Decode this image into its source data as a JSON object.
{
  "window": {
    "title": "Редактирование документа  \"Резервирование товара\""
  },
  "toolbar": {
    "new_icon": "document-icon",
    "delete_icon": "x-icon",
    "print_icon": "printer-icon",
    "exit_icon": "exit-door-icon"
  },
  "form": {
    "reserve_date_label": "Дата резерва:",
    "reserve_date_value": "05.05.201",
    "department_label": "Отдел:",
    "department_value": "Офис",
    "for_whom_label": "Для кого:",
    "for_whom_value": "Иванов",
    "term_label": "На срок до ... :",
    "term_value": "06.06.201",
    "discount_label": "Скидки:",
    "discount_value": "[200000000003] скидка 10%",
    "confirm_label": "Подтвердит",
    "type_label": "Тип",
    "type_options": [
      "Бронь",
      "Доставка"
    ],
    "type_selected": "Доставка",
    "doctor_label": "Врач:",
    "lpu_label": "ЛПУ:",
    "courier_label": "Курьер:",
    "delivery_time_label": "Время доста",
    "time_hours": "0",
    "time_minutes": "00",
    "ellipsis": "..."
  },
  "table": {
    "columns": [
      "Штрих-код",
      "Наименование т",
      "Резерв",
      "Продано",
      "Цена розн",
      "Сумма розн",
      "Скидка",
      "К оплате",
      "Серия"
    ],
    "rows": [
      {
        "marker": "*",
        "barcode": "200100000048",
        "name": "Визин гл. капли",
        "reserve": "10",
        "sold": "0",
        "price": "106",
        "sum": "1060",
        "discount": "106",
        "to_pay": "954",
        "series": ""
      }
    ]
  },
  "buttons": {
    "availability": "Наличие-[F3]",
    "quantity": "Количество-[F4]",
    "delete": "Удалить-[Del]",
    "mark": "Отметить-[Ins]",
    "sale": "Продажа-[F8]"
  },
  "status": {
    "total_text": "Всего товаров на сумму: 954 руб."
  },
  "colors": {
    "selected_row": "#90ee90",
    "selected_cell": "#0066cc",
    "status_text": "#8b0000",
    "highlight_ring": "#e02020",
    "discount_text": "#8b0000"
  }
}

----

* **Required task**
Work through the listing above and report how many lines include the string "icon", with no other text.

* **Solved exercise**
4